Your task is to repeat all of the data exactly while excluding the pictures.
────────────────
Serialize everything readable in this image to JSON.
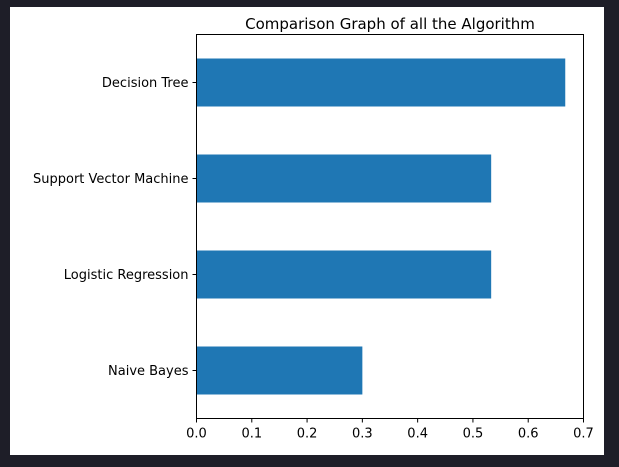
{
  "chart_data": {
    "type": "bar",
    "orientation": "horizontal",
    "title": "Comparison Graph of all the Algorithm",
    "xlabel": "",
    "ylabel": "",
    "categories": [
      "Naive Bayes",
      "Logistic Regression",
      "Support Vector Machine",
      "Decision Tree"
    ],
    "values": [
      0.3,
      0.533,
      0.533,
      0.667
    ],
    "xlim": [
      0,
      0.7
    ],
    "xticks": [
      "0.0",
      "0.1",
      "0.2",
      "0.3",
      "0.4",
      "0.5",
      "0.6",
      "0.7"
    ],
    "grid": false,
    "bar_color": "#1f77b4"
  }
}
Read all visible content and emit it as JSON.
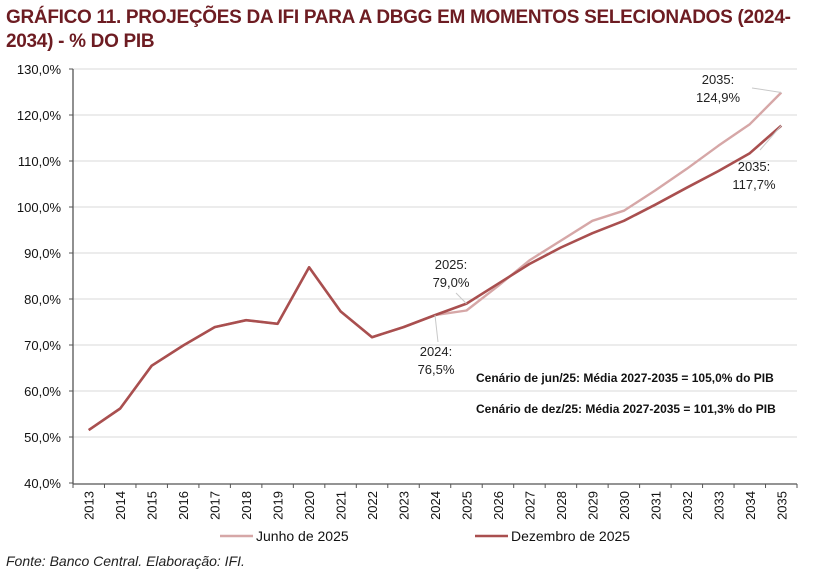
────────────────
• _Task result_
Serialize everything readable in this image to JSON.
{
  "chart_data": {
    "type": "bar",
    "orientation": "horizontal",
    "title": "Comparison Graph of all the Algorithm",
    "xlabel": "",
    "ylabel": "",
    "categories": [
      "Naive Bayes",
      "Logistic Regression",
      "Support Vector Machine",
      "Decision Tree"
    ],
    "values": [
      0.3,
      0.533,
      0.533,
      0.667
    ],
    "xlim": [
      0,
      0.7
    ],
    "xticks": [
      "0.0",
      "0.1",
      "0.2",
      "0.3",
      "0.4",
      "0.5",
      "0.6",
      "0.7"
    ],
    "grid": false,
    "bar_color": "#1f77b4"
  }
}
Read all visible content and emit it as JSON.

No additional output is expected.